Do this. Examine the records and identify each line that includes the string "Read". Copy those lines.

Stored rows.
◇ ◇ ◇
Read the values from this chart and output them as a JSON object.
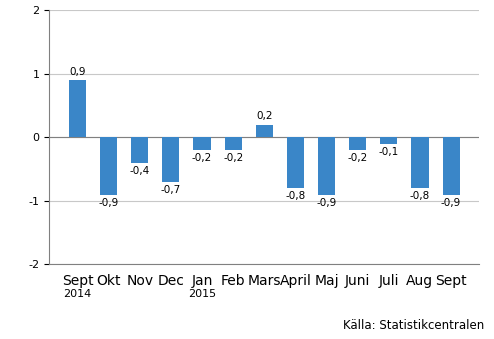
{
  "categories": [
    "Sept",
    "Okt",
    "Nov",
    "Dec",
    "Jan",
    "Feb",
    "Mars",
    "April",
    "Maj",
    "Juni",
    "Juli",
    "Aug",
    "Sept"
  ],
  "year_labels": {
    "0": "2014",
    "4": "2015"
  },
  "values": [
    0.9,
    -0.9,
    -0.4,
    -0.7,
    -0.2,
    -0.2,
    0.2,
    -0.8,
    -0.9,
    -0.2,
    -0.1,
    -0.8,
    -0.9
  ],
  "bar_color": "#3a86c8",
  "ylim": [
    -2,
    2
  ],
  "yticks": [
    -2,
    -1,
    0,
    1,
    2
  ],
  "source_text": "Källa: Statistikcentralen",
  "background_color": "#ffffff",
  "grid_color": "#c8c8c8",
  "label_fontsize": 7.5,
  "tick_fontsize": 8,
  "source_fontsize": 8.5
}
◇ ◇ ◇
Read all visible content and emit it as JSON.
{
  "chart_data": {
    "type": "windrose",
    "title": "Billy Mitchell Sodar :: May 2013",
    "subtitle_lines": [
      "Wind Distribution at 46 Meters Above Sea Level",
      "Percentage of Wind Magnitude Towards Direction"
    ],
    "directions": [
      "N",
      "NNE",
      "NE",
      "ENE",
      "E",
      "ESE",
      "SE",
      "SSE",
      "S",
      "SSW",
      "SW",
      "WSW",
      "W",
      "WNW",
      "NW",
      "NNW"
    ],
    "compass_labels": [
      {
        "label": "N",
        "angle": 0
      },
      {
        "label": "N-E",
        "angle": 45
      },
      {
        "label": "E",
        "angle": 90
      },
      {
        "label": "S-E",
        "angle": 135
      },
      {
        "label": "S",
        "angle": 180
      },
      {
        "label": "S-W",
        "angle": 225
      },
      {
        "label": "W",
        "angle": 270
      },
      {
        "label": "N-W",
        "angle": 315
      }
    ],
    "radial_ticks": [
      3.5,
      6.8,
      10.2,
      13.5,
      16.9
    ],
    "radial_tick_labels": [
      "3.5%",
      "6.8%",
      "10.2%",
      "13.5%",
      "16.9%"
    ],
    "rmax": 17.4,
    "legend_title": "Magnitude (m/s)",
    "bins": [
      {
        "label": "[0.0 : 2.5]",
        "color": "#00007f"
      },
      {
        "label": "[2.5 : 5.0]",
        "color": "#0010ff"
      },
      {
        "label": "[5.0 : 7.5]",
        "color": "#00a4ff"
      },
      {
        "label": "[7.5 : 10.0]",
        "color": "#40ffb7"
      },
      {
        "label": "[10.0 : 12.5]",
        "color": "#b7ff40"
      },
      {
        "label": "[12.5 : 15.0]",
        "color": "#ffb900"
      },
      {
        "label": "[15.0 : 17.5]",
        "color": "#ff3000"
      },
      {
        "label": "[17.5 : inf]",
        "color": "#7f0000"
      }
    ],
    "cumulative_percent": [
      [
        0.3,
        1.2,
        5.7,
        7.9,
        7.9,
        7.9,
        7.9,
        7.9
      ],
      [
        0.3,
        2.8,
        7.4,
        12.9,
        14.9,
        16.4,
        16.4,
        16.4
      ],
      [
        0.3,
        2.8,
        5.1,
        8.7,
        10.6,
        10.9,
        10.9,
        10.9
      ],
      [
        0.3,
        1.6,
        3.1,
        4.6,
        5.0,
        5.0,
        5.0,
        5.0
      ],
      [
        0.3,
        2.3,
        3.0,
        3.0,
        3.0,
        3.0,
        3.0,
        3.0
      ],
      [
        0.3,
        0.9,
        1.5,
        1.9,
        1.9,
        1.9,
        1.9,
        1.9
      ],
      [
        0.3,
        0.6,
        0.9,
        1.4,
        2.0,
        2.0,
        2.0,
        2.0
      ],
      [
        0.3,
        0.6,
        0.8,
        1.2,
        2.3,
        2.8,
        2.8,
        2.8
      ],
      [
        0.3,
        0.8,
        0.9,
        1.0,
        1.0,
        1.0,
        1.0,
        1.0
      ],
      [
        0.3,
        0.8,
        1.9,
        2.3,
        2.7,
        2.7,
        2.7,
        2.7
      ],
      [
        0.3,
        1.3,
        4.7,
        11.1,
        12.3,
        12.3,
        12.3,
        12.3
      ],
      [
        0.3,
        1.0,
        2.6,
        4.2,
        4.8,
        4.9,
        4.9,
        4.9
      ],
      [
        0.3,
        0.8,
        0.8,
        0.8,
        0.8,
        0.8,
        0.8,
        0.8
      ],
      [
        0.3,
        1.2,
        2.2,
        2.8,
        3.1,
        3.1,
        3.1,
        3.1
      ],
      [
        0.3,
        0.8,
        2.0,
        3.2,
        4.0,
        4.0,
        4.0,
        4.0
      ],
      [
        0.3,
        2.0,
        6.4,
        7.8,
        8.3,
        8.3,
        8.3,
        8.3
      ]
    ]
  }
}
◇ ◇ ◇
Solution.
Read the values from this chart and output them as a JSON object.
Read all visible content and emit it as JSON.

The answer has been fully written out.